▸ ROWS
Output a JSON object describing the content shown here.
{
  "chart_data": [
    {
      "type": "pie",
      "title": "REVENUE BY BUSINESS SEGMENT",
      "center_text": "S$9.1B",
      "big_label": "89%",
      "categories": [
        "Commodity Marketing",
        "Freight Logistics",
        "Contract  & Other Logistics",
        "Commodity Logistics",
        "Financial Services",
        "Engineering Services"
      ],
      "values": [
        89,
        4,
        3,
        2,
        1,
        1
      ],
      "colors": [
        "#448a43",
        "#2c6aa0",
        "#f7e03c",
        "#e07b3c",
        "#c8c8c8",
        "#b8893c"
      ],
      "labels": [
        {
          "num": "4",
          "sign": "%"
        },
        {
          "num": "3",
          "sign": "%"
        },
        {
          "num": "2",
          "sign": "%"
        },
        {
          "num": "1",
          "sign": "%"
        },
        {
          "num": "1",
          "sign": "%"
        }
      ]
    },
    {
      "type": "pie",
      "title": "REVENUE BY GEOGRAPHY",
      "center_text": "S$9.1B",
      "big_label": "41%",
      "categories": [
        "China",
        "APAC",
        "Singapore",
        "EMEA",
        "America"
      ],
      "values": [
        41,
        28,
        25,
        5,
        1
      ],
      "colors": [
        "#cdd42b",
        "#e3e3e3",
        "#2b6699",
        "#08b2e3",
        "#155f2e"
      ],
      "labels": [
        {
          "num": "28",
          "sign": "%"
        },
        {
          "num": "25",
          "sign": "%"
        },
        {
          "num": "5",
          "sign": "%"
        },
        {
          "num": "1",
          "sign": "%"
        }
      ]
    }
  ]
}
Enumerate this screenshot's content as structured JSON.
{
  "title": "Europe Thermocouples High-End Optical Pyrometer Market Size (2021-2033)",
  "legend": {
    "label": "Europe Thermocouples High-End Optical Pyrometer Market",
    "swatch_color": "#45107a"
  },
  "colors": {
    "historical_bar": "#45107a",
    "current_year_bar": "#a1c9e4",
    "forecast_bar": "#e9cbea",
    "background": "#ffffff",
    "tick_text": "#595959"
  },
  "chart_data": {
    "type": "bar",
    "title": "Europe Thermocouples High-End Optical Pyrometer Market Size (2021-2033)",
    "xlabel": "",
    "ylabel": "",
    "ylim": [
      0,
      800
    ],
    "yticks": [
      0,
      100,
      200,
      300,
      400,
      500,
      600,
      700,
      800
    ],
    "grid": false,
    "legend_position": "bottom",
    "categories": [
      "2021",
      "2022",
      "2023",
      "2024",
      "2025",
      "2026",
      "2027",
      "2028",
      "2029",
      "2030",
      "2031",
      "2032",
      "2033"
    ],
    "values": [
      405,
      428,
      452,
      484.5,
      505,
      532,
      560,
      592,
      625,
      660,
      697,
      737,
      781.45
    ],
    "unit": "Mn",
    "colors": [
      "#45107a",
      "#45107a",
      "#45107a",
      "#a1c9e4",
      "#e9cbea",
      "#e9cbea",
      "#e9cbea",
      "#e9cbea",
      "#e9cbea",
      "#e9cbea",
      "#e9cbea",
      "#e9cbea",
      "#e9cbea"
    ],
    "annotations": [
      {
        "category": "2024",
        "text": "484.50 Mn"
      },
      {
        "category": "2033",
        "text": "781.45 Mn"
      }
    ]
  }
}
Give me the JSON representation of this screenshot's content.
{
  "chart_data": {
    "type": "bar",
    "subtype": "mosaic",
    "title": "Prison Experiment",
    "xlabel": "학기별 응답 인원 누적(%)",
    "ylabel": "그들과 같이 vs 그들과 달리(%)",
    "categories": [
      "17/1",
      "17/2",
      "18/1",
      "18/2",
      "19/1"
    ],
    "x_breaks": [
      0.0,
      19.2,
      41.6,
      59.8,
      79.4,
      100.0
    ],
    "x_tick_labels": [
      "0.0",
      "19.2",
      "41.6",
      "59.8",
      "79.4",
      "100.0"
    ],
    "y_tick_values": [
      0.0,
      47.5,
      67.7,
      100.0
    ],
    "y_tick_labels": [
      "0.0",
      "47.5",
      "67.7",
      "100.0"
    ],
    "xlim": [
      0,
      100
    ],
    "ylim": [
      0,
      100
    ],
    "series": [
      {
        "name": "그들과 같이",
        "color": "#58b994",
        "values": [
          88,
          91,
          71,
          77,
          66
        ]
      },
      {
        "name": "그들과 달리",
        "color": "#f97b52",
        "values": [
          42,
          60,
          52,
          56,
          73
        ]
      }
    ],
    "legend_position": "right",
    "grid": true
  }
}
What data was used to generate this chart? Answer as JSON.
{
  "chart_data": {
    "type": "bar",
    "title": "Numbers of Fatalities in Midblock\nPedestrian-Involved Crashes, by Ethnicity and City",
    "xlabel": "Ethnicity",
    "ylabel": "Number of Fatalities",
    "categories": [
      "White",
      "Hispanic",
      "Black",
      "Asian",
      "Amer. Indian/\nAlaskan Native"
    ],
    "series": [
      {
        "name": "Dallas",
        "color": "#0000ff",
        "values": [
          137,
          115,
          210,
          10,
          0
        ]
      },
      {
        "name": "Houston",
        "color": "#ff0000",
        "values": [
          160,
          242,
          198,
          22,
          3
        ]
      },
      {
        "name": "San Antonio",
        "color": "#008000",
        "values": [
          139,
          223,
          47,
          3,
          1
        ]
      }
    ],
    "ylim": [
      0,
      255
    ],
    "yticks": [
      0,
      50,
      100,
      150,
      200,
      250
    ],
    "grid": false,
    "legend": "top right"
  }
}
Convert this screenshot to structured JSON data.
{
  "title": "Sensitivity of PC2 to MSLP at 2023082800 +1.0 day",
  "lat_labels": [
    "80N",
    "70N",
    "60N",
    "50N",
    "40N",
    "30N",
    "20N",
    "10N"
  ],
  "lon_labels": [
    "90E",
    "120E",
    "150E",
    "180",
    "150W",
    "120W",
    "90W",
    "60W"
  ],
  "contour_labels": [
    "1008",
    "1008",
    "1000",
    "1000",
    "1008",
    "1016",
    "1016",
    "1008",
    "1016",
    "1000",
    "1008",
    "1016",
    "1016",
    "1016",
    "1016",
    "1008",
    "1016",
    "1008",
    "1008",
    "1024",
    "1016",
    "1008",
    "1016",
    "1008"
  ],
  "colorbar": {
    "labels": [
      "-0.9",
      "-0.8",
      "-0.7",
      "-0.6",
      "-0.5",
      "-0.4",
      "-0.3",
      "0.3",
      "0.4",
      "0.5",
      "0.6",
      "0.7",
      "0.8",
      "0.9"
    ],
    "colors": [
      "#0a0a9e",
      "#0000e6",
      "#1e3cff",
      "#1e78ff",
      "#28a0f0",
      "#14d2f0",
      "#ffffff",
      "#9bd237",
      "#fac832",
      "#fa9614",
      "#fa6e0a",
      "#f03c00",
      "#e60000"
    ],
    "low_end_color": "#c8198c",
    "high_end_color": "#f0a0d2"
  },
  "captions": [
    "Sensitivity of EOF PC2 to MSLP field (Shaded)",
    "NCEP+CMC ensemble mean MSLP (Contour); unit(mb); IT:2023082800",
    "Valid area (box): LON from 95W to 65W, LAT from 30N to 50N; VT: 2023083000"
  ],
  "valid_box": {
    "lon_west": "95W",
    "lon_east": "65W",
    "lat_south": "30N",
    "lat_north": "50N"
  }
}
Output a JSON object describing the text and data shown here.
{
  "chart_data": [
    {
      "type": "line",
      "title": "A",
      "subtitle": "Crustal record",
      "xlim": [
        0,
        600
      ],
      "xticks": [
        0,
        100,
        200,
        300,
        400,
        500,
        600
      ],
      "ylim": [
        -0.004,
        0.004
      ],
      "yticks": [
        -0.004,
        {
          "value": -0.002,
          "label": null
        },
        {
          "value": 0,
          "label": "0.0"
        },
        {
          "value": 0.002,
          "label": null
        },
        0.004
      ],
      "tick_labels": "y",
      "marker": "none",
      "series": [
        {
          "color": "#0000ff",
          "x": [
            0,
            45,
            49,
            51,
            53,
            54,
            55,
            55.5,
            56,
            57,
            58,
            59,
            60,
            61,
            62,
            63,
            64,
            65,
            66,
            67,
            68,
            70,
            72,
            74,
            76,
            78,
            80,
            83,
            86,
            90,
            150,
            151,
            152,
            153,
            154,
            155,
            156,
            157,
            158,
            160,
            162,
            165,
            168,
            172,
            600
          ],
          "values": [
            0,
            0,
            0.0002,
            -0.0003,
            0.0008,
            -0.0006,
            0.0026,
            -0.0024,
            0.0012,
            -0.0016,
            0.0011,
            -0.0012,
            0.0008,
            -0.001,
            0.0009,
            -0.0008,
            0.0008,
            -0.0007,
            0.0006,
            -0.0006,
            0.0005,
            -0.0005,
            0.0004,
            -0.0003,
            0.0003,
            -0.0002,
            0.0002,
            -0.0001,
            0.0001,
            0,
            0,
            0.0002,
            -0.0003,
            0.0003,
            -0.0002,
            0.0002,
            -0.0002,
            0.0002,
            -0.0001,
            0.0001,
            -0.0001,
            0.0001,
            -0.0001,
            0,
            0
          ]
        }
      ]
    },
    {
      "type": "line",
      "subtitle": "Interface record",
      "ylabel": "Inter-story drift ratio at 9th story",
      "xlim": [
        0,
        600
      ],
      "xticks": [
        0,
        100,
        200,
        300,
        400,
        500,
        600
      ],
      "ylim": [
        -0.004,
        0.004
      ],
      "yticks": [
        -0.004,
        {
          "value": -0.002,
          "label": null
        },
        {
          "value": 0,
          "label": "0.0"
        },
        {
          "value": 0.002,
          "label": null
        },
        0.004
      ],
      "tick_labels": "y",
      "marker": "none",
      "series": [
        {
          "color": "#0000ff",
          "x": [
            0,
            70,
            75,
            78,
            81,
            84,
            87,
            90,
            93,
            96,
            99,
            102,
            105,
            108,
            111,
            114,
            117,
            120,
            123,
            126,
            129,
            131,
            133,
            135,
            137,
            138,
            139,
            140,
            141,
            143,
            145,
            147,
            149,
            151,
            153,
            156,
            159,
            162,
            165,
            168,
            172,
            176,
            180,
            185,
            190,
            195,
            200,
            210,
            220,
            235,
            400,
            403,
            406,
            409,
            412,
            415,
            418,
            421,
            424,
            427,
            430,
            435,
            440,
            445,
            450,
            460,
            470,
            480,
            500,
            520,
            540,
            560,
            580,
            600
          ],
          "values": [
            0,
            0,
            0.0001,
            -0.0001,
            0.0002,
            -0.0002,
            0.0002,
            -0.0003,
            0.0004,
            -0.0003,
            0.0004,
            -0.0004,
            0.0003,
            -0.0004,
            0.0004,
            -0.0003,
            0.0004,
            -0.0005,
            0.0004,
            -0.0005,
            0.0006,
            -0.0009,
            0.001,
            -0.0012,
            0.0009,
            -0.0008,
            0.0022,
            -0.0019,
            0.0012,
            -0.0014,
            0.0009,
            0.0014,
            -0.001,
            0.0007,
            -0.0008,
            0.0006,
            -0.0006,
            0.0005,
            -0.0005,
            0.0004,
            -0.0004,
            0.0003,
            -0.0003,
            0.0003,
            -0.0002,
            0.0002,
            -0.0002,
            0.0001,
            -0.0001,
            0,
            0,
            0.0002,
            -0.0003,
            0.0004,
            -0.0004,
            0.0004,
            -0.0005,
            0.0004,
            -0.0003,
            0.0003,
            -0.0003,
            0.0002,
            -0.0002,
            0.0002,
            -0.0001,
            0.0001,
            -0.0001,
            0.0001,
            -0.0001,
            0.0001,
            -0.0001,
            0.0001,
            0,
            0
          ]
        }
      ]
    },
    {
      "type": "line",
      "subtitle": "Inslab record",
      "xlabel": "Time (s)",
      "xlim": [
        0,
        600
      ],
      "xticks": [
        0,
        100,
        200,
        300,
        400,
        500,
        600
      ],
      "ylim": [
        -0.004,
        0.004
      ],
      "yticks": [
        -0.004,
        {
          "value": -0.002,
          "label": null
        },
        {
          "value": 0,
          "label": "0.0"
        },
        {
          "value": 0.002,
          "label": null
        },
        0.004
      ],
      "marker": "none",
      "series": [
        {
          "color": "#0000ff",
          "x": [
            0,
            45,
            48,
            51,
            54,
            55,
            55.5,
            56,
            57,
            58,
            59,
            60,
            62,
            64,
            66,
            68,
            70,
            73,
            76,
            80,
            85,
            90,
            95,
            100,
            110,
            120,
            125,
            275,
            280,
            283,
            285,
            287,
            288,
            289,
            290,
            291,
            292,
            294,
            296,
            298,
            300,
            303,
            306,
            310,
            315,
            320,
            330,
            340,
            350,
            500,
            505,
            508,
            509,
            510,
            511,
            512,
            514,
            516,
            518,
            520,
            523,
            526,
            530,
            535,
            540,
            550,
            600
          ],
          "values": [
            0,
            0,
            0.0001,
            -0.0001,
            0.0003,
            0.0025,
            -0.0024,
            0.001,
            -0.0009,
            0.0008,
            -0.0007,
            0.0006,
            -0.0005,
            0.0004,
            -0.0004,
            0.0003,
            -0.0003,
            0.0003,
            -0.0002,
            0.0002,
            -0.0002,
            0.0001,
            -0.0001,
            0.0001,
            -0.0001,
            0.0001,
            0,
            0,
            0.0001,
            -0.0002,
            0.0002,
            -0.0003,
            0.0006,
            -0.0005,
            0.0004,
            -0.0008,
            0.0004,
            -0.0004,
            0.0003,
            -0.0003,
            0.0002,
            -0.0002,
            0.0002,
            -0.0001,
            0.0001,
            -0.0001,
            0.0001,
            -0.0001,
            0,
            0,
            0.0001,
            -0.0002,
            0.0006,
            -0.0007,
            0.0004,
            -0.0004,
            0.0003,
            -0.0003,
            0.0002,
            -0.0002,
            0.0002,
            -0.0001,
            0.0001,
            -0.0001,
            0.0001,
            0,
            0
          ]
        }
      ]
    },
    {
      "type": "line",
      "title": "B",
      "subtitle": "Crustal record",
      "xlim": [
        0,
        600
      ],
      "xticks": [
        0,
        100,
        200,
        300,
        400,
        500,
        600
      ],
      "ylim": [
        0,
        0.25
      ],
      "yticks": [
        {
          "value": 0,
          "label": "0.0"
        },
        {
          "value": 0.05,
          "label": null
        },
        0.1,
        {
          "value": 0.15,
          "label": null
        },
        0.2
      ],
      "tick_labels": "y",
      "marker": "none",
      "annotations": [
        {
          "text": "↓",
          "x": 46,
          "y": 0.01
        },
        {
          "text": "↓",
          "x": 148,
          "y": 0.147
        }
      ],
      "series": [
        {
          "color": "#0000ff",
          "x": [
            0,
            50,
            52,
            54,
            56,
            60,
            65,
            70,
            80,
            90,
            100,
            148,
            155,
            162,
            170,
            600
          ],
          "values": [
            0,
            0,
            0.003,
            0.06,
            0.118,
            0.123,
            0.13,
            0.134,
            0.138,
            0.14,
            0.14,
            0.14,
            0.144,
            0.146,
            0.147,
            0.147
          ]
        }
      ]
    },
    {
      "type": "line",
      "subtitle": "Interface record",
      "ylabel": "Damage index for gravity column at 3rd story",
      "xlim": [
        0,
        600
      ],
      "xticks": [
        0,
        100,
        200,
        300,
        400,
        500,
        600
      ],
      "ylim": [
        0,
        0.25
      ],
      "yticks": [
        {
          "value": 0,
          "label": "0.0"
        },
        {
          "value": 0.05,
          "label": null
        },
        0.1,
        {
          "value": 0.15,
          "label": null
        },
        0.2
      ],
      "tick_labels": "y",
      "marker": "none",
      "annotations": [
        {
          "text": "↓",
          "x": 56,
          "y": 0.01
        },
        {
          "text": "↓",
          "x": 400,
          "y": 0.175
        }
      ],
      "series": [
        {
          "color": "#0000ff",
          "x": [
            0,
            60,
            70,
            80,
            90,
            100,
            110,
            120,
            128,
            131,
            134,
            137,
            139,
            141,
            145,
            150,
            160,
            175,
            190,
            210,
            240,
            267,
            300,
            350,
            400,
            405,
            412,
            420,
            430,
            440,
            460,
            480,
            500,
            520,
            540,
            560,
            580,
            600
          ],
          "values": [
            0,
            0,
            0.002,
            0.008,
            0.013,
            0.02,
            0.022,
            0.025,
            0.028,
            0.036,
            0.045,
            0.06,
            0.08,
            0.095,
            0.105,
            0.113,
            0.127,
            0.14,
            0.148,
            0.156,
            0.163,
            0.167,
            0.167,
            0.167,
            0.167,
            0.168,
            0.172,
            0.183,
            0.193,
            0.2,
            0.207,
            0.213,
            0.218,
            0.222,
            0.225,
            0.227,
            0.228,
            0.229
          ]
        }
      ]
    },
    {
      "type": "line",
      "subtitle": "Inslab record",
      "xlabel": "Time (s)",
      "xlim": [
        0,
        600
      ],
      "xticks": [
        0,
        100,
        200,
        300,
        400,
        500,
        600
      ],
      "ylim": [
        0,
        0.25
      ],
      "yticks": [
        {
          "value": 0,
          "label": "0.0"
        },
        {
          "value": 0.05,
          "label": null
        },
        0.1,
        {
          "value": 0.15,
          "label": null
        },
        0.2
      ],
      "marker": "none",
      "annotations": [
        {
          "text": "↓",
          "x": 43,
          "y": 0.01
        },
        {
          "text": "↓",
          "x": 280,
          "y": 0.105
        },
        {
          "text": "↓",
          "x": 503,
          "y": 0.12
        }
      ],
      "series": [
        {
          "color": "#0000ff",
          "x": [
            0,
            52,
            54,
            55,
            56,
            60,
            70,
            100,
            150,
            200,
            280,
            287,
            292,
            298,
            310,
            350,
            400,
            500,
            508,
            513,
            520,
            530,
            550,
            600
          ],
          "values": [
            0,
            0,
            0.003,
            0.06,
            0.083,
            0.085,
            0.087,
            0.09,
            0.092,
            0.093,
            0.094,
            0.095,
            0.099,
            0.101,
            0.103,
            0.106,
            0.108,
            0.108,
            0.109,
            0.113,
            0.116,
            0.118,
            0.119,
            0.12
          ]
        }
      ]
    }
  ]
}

▸ PROBLEM REQUIREMENTS
Supply the count of lines in the entries that contain the word "Fatalities", and nothing besides.

▸ FINAL RESULT
2